(Data records)
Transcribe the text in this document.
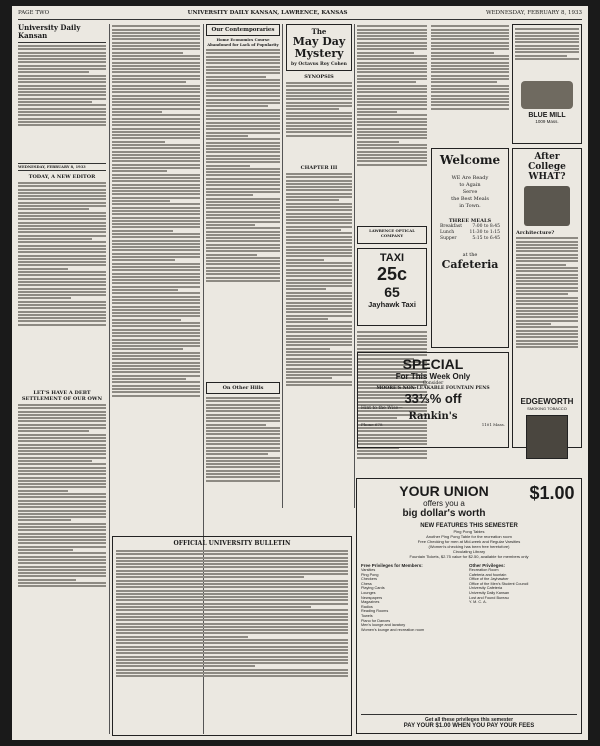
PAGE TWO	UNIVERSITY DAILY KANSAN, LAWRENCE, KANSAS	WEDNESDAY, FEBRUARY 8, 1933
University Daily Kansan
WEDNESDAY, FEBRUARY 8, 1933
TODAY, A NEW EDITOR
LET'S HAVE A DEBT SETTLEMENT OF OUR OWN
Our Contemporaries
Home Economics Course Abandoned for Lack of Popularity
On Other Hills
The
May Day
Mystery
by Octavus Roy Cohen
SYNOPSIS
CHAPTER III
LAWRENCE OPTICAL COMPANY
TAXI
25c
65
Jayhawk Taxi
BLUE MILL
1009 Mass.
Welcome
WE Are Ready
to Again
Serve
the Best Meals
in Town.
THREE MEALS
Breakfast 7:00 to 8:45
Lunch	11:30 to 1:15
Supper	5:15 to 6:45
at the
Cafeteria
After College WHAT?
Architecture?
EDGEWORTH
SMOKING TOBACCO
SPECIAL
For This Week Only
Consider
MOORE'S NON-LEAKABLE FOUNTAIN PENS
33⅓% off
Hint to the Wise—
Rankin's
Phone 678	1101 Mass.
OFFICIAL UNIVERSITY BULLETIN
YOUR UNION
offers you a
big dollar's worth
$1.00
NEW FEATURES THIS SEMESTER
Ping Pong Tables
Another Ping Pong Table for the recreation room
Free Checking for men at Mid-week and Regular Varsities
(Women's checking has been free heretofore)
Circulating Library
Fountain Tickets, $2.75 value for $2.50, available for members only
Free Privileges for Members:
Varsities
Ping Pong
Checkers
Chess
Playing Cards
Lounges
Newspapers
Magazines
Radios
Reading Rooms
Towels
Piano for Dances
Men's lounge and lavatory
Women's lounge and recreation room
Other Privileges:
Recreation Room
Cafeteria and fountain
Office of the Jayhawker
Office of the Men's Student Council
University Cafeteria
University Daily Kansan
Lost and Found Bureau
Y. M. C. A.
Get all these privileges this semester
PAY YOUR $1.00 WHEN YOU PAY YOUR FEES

What this task involves: Would you mind returning each entry above word for word, skipping the images?

Response to this task:
Transcribe the text in this document.
PAGE TWO	UNIVERSITY DAILY KANSAN, LAWRENCE, KANSAS	WEDNESDAY, FEBRUARY 8, 1933
University Daily Kansan
WEDNESDAY, FEBRUARY 8, 1933
TODAY, A NEW EDITOR
LET'S HAVE A DEBT SETTLEMENT OF OUR OWN
Our Contemporaries
Home Economics Course Abandoned for Lack of Popularity
On Other Hills
The
May Day
Mystery
by Octavus Roy Cohen
SYNOPSIS
CHAPTER III
LAWRENCE OPTICAL COMPANY
TAXI
25c
65
Jayhawk Taxi
BLUE MILL
1009 Mass.
Welcome
WE Are Ready
to Again
Serve
the Best Meals
in Town.
THREE MEALS
Breakfast 7:00 to 8:45
Lunch	11:30 to 1:15
Supper	5:15 to 6:45
at the
Cafeteria
After College WHAT?
Architecture?
EDGEWORTH
SMOKING TOBACCO
SPECIAL
For This Week Only
Consider
MOORE'S NON-LEAKABLE FOUNTAIN PENS
33⅓% off
Hint to the Wise—
Rankin's
Phone 678	1101 Mass.
OFFICIAL UNIVERSITY BULLETIN
YOUR UNION
offers you a
big dollar's worth
$1.00
NEW FEATURES THIS SEMESTER
Ping Pong Tables
Another Ping Pong Table for the recreation room
Free Checking for men at Mid-week and Regular Varsities
(Women's checking has been free heretofore)
Circulating Library
Fountain Tickets, $2.75 value for $2.50, available for members only
Free Privileges for Members:
Varsities
Ping Pong
Checkers
Chess
Playing Cards
Lounges
Newspapers
Magazines
Radios
Reading Rooms
Towels
Piano for Dances
Men's lounge and lavatory
Women's lounge and recreation room
Other Privileges:
Recreation Room
Cafeteria and fountain
Office of the Jayhawker
Office of the Men's Student Council
University Cafeteria
University Daily Kansan
Lost and Found Bureau
Y. M. C. A.
Get all these privileges this semester
PAY YOUR $1.00 WHEN YOU PAY YOUR FEES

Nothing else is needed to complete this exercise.